Material provided:
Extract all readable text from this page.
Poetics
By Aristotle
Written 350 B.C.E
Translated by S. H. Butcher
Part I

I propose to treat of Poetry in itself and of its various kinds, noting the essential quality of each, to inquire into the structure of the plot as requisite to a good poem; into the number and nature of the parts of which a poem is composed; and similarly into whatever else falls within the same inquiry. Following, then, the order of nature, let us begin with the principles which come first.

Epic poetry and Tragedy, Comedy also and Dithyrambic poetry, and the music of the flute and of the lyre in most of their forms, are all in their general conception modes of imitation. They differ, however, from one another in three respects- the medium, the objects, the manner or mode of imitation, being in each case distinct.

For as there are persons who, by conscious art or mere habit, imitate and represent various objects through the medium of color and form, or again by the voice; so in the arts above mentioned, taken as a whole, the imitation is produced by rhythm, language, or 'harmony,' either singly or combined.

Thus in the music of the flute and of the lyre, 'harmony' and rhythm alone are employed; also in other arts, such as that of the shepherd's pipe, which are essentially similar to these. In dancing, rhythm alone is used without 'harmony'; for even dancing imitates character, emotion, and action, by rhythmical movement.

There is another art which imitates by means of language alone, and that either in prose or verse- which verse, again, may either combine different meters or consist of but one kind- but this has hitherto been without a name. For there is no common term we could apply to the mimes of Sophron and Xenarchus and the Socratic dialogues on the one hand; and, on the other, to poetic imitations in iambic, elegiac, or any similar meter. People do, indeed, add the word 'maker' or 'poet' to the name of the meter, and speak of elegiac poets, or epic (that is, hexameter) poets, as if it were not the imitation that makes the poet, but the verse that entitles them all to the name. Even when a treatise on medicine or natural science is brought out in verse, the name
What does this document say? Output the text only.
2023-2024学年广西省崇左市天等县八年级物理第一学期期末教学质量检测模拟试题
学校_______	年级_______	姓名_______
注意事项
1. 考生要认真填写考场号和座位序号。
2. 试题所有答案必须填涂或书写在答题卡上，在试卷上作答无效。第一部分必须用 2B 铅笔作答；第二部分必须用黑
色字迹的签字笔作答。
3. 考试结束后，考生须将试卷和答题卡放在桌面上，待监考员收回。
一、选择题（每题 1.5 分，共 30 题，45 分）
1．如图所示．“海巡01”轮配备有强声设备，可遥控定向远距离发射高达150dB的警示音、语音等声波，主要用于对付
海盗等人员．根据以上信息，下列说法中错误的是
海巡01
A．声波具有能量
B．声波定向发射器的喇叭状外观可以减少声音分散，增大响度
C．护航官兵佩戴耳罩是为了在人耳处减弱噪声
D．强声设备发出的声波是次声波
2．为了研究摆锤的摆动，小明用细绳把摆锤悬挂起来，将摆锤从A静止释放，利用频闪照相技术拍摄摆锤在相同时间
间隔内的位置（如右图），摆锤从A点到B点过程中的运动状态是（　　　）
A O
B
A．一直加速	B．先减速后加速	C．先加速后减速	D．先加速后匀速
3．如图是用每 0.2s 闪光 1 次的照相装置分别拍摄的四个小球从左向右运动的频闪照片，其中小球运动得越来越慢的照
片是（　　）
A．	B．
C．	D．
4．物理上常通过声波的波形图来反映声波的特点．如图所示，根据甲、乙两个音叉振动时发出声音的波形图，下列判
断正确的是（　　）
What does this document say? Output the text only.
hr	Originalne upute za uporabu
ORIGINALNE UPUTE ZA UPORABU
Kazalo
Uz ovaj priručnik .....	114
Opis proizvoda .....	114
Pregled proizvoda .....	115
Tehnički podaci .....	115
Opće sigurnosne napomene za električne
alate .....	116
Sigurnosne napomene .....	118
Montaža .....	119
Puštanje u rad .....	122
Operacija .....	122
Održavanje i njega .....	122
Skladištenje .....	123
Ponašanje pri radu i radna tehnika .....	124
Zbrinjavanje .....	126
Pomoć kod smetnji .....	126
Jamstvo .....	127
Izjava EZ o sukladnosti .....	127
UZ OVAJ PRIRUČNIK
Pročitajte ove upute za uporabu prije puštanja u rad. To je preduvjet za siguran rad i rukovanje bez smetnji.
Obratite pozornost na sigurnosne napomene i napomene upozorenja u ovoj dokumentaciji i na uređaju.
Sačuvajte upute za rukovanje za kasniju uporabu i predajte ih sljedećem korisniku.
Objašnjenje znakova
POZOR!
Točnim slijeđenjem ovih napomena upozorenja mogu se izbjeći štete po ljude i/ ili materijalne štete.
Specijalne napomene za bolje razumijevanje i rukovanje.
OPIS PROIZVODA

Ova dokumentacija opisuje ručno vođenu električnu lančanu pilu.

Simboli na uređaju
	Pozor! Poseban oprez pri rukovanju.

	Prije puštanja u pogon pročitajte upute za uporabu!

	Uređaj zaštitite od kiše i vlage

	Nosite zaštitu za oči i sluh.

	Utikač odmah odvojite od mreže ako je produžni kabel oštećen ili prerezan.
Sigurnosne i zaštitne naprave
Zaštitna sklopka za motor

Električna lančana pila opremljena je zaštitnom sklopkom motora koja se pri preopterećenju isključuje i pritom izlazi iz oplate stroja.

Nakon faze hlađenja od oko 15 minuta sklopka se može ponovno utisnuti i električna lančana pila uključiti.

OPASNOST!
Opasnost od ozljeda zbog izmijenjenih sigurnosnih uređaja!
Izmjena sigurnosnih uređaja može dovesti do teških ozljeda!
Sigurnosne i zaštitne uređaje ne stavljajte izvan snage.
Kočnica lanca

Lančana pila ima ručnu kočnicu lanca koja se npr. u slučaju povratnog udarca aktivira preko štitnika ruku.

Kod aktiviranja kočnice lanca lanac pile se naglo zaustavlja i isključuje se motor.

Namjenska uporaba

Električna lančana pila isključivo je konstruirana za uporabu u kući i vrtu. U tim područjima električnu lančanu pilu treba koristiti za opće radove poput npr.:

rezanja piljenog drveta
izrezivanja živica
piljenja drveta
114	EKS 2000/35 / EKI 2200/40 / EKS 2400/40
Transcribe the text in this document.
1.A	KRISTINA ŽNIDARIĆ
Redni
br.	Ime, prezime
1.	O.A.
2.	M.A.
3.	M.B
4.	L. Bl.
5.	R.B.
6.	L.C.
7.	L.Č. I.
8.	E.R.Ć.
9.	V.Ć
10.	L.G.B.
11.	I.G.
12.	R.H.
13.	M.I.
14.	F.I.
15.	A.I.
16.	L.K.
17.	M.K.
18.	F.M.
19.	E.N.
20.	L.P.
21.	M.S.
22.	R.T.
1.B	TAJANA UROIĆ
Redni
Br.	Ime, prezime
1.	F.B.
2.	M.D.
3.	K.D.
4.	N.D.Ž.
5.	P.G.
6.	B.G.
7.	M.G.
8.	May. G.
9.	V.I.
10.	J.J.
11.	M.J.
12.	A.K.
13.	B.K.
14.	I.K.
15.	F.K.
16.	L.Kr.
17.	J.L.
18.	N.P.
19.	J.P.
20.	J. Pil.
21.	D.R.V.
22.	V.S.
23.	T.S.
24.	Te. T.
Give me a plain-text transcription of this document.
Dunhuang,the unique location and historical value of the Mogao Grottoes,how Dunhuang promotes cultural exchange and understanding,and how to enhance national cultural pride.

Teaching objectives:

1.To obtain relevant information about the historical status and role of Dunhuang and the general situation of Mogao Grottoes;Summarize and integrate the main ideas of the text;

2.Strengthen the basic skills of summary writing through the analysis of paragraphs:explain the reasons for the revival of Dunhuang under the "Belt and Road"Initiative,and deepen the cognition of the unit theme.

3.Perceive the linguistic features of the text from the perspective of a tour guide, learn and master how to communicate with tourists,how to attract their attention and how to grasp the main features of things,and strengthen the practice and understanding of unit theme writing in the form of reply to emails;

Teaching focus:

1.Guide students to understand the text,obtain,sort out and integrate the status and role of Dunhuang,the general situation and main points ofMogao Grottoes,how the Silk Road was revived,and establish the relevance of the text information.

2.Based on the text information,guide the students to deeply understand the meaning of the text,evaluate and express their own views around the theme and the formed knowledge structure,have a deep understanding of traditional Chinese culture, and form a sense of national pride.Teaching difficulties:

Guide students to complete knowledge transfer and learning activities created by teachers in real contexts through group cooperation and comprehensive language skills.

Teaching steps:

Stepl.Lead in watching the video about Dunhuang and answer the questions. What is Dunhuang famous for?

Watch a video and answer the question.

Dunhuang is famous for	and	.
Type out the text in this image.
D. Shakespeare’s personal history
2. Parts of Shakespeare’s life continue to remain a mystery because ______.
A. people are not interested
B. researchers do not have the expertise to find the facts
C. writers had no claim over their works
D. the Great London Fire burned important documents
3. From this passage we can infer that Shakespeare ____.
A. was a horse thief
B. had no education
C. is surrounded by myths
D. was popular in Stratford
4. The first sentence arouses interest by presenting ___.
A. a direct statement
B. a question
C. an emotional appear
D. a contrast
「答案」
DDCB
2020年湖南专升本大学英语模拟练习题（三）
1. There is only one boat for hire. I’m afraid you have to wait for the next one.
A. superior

Exercise:
Where a line of the data holds "drveta", show that line.

Solution for this problem:
rezanja piljenog drveta
piljenja drveta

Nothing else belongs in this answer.